### GOAL
From the entries below, copy every line that holds the word "през".

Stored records

**********

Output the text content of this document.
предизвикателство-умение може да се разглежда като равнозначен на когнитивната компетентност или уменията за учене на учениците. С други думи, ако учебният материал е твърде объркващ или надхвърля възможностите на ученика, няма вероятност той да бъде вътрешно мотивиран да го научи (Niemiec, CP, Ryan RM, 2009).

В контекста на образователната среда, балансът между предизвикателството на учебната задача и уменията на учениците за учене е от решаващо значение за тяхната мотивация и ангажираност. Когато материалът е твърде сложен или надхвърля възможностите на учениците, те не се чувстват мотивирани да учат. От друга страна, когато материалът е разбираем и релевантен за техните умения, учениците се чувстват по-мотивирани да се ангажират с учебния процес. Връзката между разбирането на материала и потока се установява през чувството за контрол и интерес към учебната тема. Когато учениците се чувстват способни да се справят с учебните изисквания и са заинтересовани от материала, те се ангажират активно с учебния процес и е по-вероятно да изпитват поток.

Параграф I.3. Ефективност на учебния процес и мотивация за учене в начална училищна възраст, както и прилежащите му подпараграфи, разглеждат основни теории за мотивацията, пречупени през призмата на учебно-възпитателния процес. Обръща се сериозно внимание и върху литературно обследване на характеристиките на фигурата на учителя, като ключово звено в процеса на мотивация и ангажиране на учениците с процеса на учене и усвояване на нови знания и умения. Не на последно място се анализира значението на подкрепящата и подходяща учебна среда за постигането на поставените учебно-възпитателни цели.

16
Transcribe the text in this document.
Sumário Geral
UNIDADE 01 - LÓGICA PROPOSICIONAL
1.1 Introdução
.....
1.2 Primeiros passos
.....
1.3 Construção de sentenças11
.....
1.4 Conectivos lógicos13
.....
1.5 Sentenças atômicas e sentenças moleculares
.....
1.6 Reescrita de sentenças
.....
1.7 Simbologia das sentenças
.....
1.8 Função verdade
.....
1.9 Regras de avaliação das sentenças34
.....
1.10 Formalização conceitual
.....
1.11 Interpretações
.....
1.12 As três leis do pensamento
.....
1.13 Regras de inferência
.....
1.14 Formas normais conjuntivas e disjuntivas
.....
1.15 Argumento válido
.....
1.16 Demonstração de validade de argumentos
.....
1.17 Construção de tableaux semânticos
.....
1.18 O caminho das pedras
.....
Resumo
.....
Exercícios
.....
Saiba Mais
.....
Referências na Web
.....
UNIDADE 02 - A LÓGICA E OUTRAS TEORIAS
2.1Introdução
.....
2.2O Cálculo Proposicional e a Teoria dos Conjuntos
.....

**********

### WRITTEN SOLUTION
В контекста на образователната среда, балансът между предизвикателството на учебната задача и уменията на учениците за учене е от решаващо значение за тяхната мотивация и ангажираност. Когато материалът е твърде сложен или надхвърля възможностите на учениците, те не се чувстват мотивирани да учат. От друга страна, когато материалът е разбираем и релевантен за техните умения, учениците се чувстват по-мотивирани да се ангажират с учебния процес. Връзката между разбирането на материала и потока се установява през чувството за контрол и интерес към учебната тема. Когато учениците се чувстват способни да се справят с учебните изисквания и са заинтересовани от материала, те се ангажират активно с учебния процес и е по-вероятно да изпитват поток.
Параграф I.3. Ефективност на учебния процес и мотивация за учене в начална училищна възраст, както и прилежащите му подпараграфи, разглеждат основни теории за мотивацията, пречупени през призмата на учебно-възпитателния процес. Обръща се сериозно внимание и върху литературно обследване на характеристиките на фигурата на учителя, като ключово звено в процеса на мотивация и ангажиране на учениците с процеса на учене и усвояване на нови знания и умения. Не на последно място се анализира значението на подкрепящата и подходяща учебна среда за постигането на поставените учебно-възпитателни цели.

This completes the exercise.